- [Exercise prompt]:
Each entry must be reproduced precisely as it stands.

- [Supplied material]:
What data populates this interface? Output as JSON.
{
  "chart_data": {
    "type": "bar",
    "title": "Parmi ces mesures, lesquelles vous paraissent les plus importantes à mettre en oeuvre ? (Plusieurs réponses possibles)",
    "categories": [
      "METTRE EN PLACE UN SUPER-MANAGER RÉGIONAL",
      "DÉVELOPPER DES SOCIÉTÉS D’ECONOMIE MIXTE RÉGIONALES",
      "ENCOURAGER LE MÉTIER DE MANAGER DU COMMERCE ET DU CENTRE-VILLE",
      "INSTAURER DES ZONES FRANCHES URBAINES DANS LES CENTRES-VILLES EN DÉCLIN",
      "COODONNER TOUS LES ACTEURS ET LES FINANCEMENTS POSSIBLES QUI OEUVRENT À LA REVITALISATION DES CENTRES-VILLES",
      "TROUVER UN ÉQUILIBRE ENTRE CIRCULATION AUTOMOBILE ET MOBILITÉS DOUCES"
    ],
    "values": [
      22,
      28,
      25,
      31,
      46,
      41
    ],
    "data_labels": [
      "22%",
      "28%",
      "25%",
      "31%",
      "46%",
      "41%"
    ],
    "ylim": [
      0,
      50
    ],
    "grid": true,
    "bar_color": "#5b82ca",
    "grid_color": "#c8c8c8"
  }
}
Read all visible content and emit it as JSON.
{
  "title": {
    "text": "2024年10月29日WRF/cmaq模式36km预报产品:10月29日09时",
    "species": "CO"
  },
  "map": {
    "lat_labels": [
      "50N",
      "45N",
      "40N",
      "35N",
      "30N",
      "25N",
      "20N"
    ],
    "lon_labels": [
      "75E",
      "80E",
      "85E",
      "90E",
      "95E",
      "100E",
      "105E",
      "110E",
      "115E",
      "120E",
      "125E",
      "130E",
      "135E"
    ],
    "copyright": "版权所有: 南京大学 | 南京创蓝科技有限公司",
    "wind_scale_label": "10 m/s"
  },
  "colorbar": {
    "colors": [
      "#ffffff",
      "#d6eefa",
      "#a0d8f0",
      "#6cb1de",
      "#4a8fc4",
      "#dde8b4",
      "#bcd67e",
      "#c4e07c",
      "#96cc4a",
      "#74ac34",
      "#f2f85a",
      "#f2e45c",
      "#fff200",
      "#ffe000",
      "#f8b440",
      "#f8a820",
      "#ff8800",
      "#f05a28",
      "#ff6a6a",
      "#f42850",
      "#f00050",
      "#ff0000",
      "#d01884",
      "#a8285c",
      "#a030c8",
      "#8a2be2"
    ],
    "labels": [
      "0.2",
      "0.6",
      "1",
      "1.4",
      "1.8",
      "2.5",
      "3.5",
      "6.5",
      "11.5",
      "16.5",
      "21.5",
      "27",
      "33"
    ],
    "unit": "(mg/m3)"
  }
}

- [Response to the task]:
What data populates this interface? Output as JSON.
{
  "chart_data": {
    "type": "bar",
    "title": "Parmi ces mesures, lesquelles vous paraissent les plus importantes à mettre en oeuvre ? (Plusieurs réponses possibles)",
    "categories": [
      "METTRE EN PLACE UN SUPER-MANAGER RÉGIONAL",
      "DÉVELOPPER DES SOCIÉTÉS D’ECONOMIE MIXTE RÉGIONALES",
      "ENCOURAGER LE MÉTIER DE MANAGER DU COMMERCE ET DU CENTRE-VILLE",
      "INSTAURER DES ZONES FRANCHES URBAINES DANS LES CENTRES-VILLES EN DÉCLIN",
      "COODONNER TOUS LES ACTEURS ET LES FINANCEMENTS POSSIBLES QUI OEUVRENT À LA REVITALISATION DES CENTRES-VILLES",
      "TROUVER UN ÉQUILIBRE ENTRE CIRCULATION AUTOMOBILE ET MOBILITÉS DOUCES"
    ],
    "values": [
      22,
      28,
      25,
      31,
      46,
      41
    ],
    "data_labels": [
      "22%",
      "28%",
      "25%",
      "31%",
      "46%",
      "41%"
    ],
    "ylim": [
      0,
      50
    ],
    "grid": true,
    "bar_color": "#5b82ca",
    "grid_color": "#c8c8c8"
  }
}
Read all visible content and emit it as JSON.
{
  "title": {
    "text": "2024年10月29日WRF/cmaq模式36km预报产品:10月29日09时",
    "species": "CO"
  },
  "map": {
    "lat_labels": [
      "50N",
      "45N",
      "40N",
      "35N",
      "30N",
      "25N",
      "20N"
    ],
    "lon_labels": [
      "75E",
      "80E",
      "85E",
      "90E",
      "95E",
      "100E",
      "105E",
      "110E",
      "115E",
      "120E",
      "125E",
      "130E",
      "135E"
    ],
    "copyright": "版权所有: 南京大学 | 南京创蓝科技有限公司",
    "wind_scale_label": "10 m/s"
  },
  "colorbar": {
    "colors": [
      "#ffffff",
      "#d6eefa",
      "#a0d8f0",
      "#6cb1de",
      "#4a8fc4",
      "#dde8b4",
      "#bcd67e",
      "#c4e07c",
      "#96cc4a",
      "#74ac34",
      "#f2f85a",
      "#f2e45c",
      "#fff200",
      "#ffe000",
      "#f8b440",
      "#f8a820",
      "#ff8800",
      "#f05a28",
      "#ff6a6a",
      "#f42850",
      "#f00050",
      "#ff0000",
      "#d01884",
      "#a8285c",
      "#a030c8",
      "#8a2be2"
    ],
    "labels": [
      "0.2",
      "0.6",
      "1",
      "1.4",
      "1.8",
      "2.5",
      "3.5",
      "6.5",
      "11.5",
      "16.5",
      "21.5",
      "27",
      "33"
    ],
    "unit": "(mg/m3)"
  }
}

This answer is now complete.